▼
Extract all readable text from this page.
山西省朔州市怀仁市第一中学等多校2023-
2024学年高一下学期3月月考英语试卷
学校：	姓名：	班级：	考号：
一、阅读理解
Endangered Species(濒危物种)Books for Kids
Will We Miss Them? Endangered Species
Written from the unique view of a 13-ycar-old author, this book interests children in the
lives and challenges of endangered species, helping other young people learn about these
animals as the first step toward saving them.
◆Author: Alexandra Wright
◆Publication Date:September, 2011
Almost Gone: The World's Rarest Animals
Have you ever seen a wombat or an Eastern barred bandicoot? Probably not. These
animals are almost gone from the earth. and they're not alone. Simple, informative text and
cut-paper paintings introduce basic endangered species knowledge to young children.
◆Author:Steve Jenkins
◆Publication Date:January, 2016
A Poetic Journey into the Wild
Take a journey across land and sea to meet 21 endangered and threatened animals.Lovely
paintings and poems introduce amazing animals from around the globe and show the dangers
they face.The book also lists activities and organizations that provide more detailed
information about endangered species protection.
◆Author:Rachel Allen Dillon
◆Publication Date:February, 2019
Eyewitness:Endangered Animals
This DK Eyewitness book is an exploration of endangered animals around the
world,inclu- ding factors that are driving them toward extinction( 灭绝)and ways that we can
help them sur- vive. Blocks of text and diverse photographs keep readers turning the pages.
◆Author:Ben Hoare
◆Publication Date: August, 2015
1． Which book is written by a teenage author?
▲
• _Given instruction_:
Set down the entries verbatim, leaving none out.

• _Solution to the problem_:
Extract all readable text from this page.
山西省朔州市怀仁市第一中学等多校2023-
2024学年高一下学期3月月考英语试卷
学校：	姓名：	班级：	考号：
一、阅读理解
Endangered Species(濒危物种)Books for Kids
Will We Miss Them? Endangered Species
Written from the unique view of a 13-ycar-old author, this book interests children in the
lives and challenges of endangered species, helping other young people learn about these
animals as the first step toward saving them.
◆Author: Alexandra Wright
◆Publication Date:September, 2011
Almost Gone: The World's Rarest Animals
Have you ever seen a wombat or an Eastern barred bandicoot? Probably not. These
animals are almost gone from the earth. and they're not alone. Simple, informative text and
cut-paper paintings introduce basic endangered species knowledge to young children.
◆Author:Steve Jenkins
◆Publication Date:January, 2016
A Poetic Journey into the Wild
Take a journey across land and sea to meet 21 endangered and threatened animals.Lovely
paintings and poems introduce amazing animals from around the globe and show the dangers
they face.The book also lists activities and organizations that provide more detailed
information about endangered species protection.
◆Author:Rachel Allen Dillon
◆Publication Date:February, 2019
Eyewitness:Endangered Animals
This DK Eyewitness book is an exploration of endangered animals around the
world,inclu- ding factors that are driving them toward extinction( 灭绝)and ways that we can
help them sur- vive. Blocks of text and diverse photographs keep readers turning the pages.
◆Author:Ben Hoare
◆Publication Date: August, 2015
1． Which book is written by a teenage author?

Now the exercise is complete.